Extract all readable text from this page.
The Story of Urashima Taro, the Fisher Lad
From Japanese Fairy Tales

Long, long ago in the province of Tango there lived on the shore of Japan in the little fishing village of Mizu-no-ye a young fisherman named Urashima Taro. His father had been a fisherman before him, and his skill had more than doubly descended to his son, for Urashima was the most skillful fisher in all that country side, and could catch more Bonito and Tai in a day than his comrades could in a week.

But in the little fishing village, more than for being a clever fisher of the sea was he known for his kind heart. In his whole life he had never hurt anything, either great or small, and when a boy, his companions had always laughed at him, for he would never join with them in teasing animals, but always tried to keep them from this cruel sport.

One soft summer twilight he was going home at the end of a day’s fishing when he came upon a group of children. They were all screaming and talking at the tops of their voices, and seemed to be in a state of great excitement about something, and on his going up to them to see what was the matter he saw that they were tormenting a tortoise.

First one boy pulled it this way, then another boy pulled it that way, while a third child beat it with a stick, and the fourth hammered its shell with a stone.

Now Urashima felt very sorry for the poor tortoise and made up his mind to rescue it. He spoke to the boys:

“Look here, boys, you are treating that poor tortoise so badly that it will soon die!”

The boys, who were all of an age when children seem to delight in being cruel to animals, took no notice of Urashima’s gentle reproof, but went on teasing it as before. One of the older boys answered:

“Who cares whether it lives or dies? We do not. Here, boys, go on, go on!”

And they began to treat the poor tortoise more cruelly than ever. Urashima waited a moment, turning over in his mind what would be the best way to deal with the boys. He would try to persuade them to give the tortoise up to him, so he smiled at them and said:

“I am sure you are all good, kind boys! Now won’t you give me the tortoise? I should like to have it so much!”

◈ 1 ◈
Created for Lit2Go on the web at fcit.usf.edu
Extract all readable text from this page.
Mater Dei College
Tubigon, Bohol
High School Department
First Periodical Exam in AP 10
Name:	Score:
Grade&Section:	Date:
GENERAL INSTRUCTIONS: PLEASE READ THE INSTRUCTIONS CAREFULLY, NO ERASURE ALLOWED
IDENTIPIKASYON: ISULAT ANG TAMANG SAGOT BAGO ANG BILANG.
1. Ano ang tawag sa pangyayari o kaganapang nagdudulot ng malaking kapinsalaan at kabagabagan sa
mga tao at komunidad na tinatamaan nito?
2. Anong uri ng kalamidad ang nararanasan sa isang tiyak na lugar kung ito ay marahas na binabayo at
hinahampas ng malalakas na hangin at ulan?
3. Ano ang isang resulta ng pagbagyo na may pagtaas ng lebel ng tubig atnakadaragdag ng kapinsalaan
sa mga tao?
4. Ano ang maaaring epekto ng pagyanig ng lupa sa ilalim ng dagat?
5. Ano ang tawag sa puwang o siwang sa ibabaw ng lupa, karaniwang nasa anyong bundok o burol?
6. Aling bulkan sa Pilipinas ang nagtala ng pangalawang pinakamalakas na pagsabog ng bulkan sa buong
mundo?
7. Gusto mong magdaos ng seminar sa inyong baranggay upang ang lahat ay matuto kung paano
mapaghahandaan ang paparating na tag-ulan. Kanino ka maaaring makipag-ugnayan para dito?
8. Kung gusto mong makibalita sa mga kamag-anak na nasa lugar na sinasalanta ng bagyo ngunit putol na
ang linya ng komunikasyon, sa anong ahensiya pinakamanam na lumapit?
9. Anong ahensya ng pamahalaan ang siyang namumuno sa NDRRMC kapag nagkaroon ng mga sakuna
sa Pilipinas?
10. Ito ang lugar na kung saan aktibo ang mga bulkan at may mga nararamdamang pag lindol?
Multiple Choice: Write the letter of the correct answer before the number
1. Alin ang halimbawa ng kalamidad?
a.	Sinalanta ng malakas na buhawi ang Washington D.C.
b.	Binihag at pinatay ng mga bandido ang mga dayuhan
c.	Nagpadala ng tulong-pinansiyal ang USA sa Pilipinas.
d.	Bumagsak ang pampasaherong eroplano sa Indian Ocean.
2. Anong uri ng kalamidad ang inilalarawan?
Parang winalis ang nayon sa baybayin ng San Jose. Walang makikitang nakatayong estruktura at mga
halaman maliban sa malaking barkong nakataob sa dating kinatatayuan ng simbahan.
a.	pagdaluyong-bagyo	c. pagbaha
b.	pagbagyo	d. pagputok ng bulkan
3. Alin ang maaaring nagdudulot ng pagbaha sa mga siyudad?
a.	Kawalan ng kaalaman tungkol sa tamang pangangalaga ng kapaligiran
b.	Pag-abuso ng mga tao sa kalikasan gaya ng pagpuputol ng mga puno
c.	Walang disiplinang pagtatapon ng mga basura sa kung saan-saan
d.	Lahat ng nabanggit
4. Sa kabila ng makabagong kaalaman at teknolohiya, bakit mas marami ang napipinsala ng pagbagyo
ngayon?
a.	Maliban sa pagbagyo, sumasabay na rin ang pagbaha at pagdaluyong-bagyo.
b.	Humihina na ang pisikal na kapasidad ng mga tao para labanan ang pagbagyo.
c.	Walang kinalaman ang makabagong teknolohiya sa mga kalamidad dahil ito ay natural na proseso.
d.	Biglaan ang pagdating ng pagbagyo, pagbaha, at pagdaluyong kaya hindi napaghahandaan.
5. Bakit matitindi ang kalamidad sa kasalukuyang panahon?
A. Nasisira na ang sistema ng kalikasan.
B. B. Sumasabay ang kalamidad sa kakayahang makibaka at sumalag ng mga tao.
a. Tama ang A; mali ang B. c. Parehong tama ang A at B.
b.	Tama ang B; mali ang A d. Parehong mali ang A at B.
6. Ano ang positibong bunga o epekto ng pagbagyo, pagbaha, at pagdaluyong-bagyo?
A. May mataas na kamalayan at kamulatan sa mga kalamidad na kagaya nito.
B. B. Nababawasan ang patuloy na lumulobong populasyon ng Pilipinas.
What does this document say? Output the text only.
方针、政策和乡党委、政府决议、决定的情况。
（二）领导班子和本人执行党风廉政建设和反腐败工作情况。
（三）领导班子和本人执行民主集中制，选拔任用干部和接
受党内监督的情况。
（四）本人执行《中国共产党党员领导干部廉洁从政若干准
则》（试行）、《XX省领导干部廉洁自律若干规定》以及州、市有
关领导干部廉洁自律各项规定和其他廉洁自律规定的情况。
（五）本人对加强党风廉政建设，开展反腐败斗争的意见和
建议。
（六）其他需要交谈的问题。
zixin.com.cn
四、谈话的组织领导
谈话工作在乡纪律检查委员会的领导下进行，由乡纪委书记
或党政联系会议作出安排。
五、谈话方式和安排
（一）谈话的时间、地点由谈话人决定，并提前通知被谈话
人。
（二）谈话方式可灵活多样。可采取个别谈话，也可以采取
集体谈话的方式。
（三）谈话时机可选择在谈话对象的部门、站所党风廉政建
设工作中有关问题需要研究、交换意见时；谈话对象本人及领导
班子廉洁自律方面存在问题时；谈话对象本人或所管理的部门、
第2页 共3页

» **Aim**
Repeat each of the entries above precisely as given.

» **Result below**
Extract all readable text from this page.
The Story of Urashima Taro, the Fisher Lad
From Japanese Fairy Tales

Long, long ago in the province of Tango there lived on the shore of Japan in the little fishing village of Mizu-no-ye a young fisherman named Urashima Taro. His father had been a fisherman before him, and his skill had more than doubly descended to his son, for Urashima was the most skillful fisher in all that country side, and could catch more Bonito and Tai in a day than his comrades could in a week.

But in the little fishing village, more than for being a clever fisher of the sea was he known for his kind heart. In his whole life he had never hurt anything, either great or small, and when a boy, his companions had always laughed at him, for he would never join with them in teasing animals, but always tried to keep them from this cruel sport.

One soft summer twilight he was going home at the end of a day’s fishing when he came upon a group of children. They were all screaming and talking at the tops of their voices, and seemed to be in a state of great excitement about something, and on his going up to them to see what was the matter he saw that they were tormenting a tortoise.

First one boy pulled it this way, then another boy pulled it that way, while a third child beat it with a stick, and the fourth hammered its shell with a stone.

Now Urashima felt very sorry for the poor tortoise and made up his mind to rescue it. He spoke to the boys:

“Look here, boys, you are treating that poor tortoise so badly that it will soon die!”

The boys, who were all of an age when children seem to delight in being cruel to animals, took no notice of Urashima’s gentle reproof, but went on teasing it as before. One of the older boys answered:

“Who cares whether it lives or dies? We do not. Here, boys, go on, go on!”

And they began to treat the poor tortoise more cruelly than ever. Urashima waited a moment, turning over in his mind what would be the best way to deal with the boys. He would try to persuade them to give the tortoise up to him, so he smiled at them and said:

“I am sure you are all good, kind boys! Now won’t you give me the tortoise? I should like to have it so much!”

◈ 1 ◈
Created for Lit2Go on the web at fcit.usf.edu
Extract all readable text from this page.
Mater Dei College
Tubigon, Bohol
High School Department
First Periodical Exam in AP 10
Name:	Score:
Grade&Section:	Date:
GENERAL INSTRUCTIONS: PLEASE READ THE INSTRUCTIONS CAREFULLY, NO ERASURE ALLOWED
IDENTIPIKASYON: ISULAT ANG TAMANG SAGOT BAGO ANG BILANG.
1. Ano ang tawag sa pangyayari o kaganapang nagdudulot ng malaking kapinsalaan at kabagabagan sa
mga tao at komunidad na tinatamaan nito?
2. Anong uri ng kalamidad ang nararanasan sa isang tiyak na lugar kung ito ay marahas na binabayo at
hinahampas ng malalakas na hangin at ulan?
3. Ano ang isang resulta ng pagbagyo na may pagtaas ng lebel ng tubig atnakadaragdag ng kapinsalaan
sa mga tao?
4. Ano ang maaaring epekto ng pagyanig ng lupa sa ilalim ng dagat?
5. Ano ang tawag sa puwang o siwang sa ibabaw ng lupa, karaniwang nasa anyong bundok o burol?
6. Aling bulkan sa Pilipinas ang nagtala ng pangalawang pinakamalakas na pagsabog ng bulkan sa buong
mundo?
7. Gusto mong magdaos ng seminar sa inyong baranggay upang ang lahat ay matuto kung paano
mapaghahandaan ang paparating na tag-ulan. Kanino ka maaaring makipag-ugnayan para dito?
8. Kung gusto mong makibalita sa mga kamag-anak na nasa lugar na sinasalanta ng bagyo ngunit putol na
ang linya ng komunikasyon, sa anong ahensiya pinakamanam na lumapit?
9. Anong ahensya ng pamahalaan ang siyang namumuno sa NDRRMC kapag nagkaroon ng mga sakuna
sa Pilipinas?
10. Ito ang lugar na kung saan aktibo ang mga bulkan at may mga nararamdamang pag lindol?
Multiple Choice: Write the letter of the correct answer before the number
1. Alin ang halimbawa ng kalamidad?
a.	Sinalanta ng malakas na buhawi ang Washington D.C.
b.	Binihag at pinatay ng mga bandido ang mga dayuhan
c.	Nagpadala ng tulong-pinansiyal ang USA sa Pilipinas.
d.	Bumagsak ang pampasaherong eroplano sa Indian Ocean.
2. Anong uri ng kalamidad ang inilalarawan?
Parang winalis ang nayon sa baybayin ng San Jose. Walang makikitang nakatayong estruktura at mga
halaman maliban sa malaking barkong nakataob sa dating kinatatayuan ng simbahan.
a.	pagdaluyong-bagyo	c. pagbaha
b.	pagbagyo	d. pagputok ng bulkan
3. Alin ang maaaring nagdudulot ng pagbaha sa mga siyudad?
a.	Kawalan ng kaalaman tungkol sa tamang pangangalaga ng kapaligiran
b.	Pag-abuso ng mga tao sa kalikasan gaya ng pagpuputol ng mga puno
c.	Walang disiplinang pagtatapon ng mga basura sa kung saan-saan
d.	Lahat ng nabanggit
4. Sa kabila ng makabagong kaalaman at teknolohiya, bakit mas marami ang napipinsala ng pagbagyo
ngayon?
a.	Maliban sa pagbagyo, sumasabay na rin ang pagbaha at pagdaluyong-bagyo.
b.	Humihina na ang pisikal na kapasidad ng mga tao para labanan ang pagbagyo.
c.	Walang kinalaman ang makabagong teknolohiya sa mga kalamidad dahil ito ay natural na proseso.
d.	Biglaan ang pagdating ng pagbagyo, pagbaha, at pagdaluyong kaya hindi napaghahandaan.
5. Bakit matitindi ang kalamidad sa kasalukuyang panahon?
A. Nasisira na ang sistema ng kalikasan.
B. B. Sumasabay ang kalamidad sa kakayahang makibaka at sumalag ng mga tao.
a. Tama ang A; mali ang B. c. Parehong tama ang A at B.
b.	Tama ang B; mali ang A d. Parehong mali ang A at B.
6. Ano ang positibong bunga o epekto ng pagbagyo, pagbaha, at pagdaluyong-bagyo?
A. May mataas na kamalayan at kamulatan sa mga kalamidad na kagaya nito.
B. B. Nababawasan ang patuloy na lumulobong populasyon ng Pilipinas.
What does this document say? Output the text only.
方针、政策和乡党委、政府决议、决定的情况。
（二）领导班子和本人执行党风廉政建设和反腐败工作情况。
（三）领导班子和本人执行民主集中制，选拔任用干部和接
受党内监督的情况。
（四）本人执行《中国共产党党员领导干部廉洁从政若干准
则》（试行）、《XX省领导干部廉洁自律若干规定》以及州、市有
关领导干部廉洁自律各项规定和其他廉洁自律规定的情况。
（五）本人对加强党风廉政建设，开展反腐败斗争的意见和
建议。
（六）其他需要交谈的问题。
zixin.com.cn
四、谈话的组织领导
谈话工作在乡纪律检查委员会的领导下进行，由乡纪委书记
或党政联系会议作出安排。
五、谈话方式和安排
（一）谈话的时间、地点由谈话人决定，并提前通知被谈话
人。
（二）谈话方式可灵活多样。可采取个别谈话，也可以采取
集体谈话的方式。
（三）谈话时机可选择在谈话对象的部门、站所党风廉政建
设工作中有关问题需要研究、交换意见时；谈话对象本人及领导
班子廉洁自律方面存在问题时；谈话对象本人或所管理的部门、
第2页 共3页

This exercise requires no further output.